┏━━
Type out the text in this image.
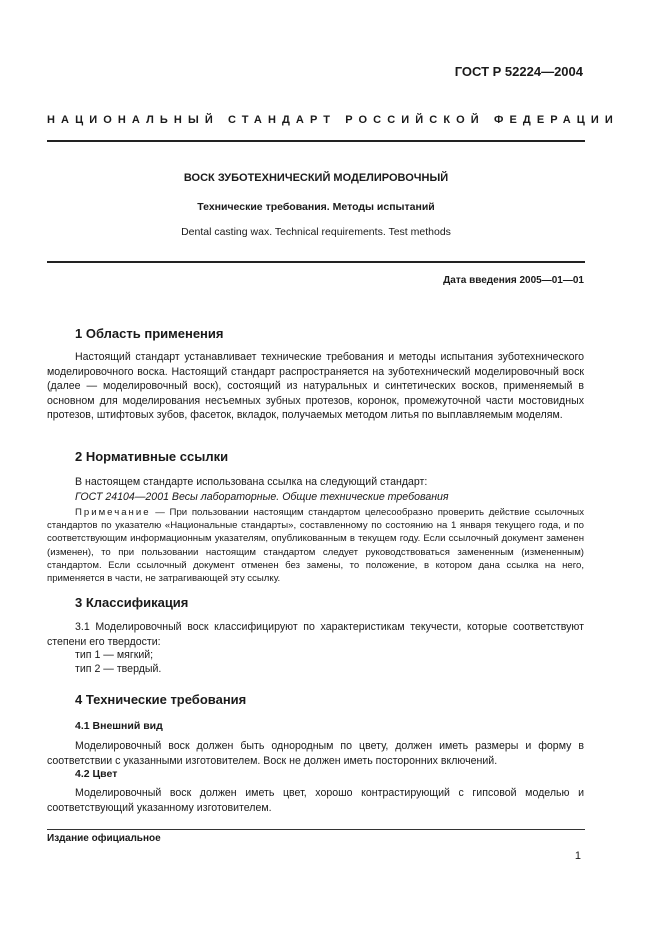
ГОСТ Р 52224—2004
НАЦИОНАЛЬНЫЙ СТАНДАРТ РОССИЙСКОЙ ФЕДЕРАЦИИ
ВОСК ЗУБОТЕХНИЧЕСКИЙ МОДЕЛИРОВОЧНЫЙ
Технические требования. Методы испытаний
Dental casting wax. Technical requirements. Test methods
Дата введения 2005—01—01
1 Область применения

Настоящий стандарт устанавливает технические требования и методы испытания зуботехнического моделировочного воска. Настоящий стандарт распространяется на зуботехнический моделировочный воск (далее — моделировочный воск), состоящий из натуральных и синтетических восков, применяемый в основном для моделирования несъемных зубных протезов, коронок, промежуточной части мостовидных протезов, штифтовых зубов, фасеток, вкладок, получаемых методом литья по выплавляемым моделям.

2 Нормативные ссылки
В настоящем стандарте использована ссылка на следующий стандарт:
ГОСТ 24104—2001 Весы лабораторные. Общие технические требования

Примечание — При пользовании настоящим стандартом целесообразно проверить действие ссылочных стандартов по указателю «Национальные стандарты», составленному по состоянию на 1 января текущего года, и по соответствующим информационным указателям, опубликованным в текущем году. Если ссылочный документ заменен (изменен), то при пользовании настоящим стандартом следует руководствоваться замененным (измененным) стандартом. Если ссылочный документ отменен без замены, то положение, в котором дана ссылка на него, применяется в части, не затрагивающей эту ссылку.

3 Классификация

3.1 Моделировочный воск классифицируют по характеристикам текучести, которые соответствуют степени его твердости:

тип 1 — мягкий;
тип 2 — твердый.
4 Технические требования
4.1 Внешний вид

Моделировочный воск должен быть однородным по цвету, должен иметь размеры и форму в соответствии с указанными изготовителем. Воск не должен иметь посторонних включений.

4.2 Цвет

Моделировочный воск должен иметь цвет, хорошо контрастирующий с гипсовой моделью и соответствующий указанному изготовителем.

Издание официальное
1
┗━━
Exercise requirements
Are you able to set down all the lines above exactly, without any pictures?

Task result
Type out the text in this image.
ГОСТ Р 52224—2004
НАЦИОНАЛЬНЫЙ СТАНДАРТ РОССИЙСКОЙ ФЕДЕРАЦИИ
ВОСК ЗУБОТЕХНИЧЕСКИЙ МОДЕЛИРОВОЧНЫЙ
Технические требования. Методы испытаний
Dental casting wax. Technical requirements. Test methods
Дата введения 2005—01—01
1 Область применения

Настоящий стандарт устанавливает технические требования и методы испытания зуботехнического моделировочного воска. Настоящий стандарт распространяется на зуботехнический моделировочный воск (далее — моделировочный воск), состоящий из натуральных и синтетических восков, применяемый в основном для моделирования несъемных зубных протезов, коронок, промежуточной части мостовидных протезов, штифтовых зубов, фасеток, вкладок, получаемых методом литья по выплавляемым моделям.

2 Нормативные ссылки
В настоящем стандарте использована ссылка на следующий стандарт:
ГОСТ 24104—2001 Весы лабораторные. Общие технические требования

Примечание — При пользовании настоящим стандартом целесообразно проверить действие ссылочных стандартов по указателю «Национальные стандарты», составленному по состоянию на 1 января текущего года, и по соответствующим информационным указателям, опубликованным в текущем году. Если ссылочный документ заменен (изменен), то при пользовании настоящим стандартом следует руководствоваться замененным (измененным) стандартом. Если ссылочный документ отменен без замены, то положение, в котором дана ссылка на него, применяется в части, не затрагивающей эту ссылку.

3 Классификация

3.1 Моделировочный воск классифицируют по характеристикам текучести, которые соответствуют степени его твердости:

тип 1 — мягкий;
тип 2 — твердый.
4 Технические требования
4.1 Внешний вид

Моделировочный воск должен быть однородным по цвету, должен иметь размеры и форму в соответствии с указанными изготовителем. Воск не должен иметь посторонних включений.

4.2 Цвет

Моделировочный воск должен иметь цвет, хорошо контрастирующий с гипсовой моделью и соответствующий указанному изготовителем.

Издание официальное
1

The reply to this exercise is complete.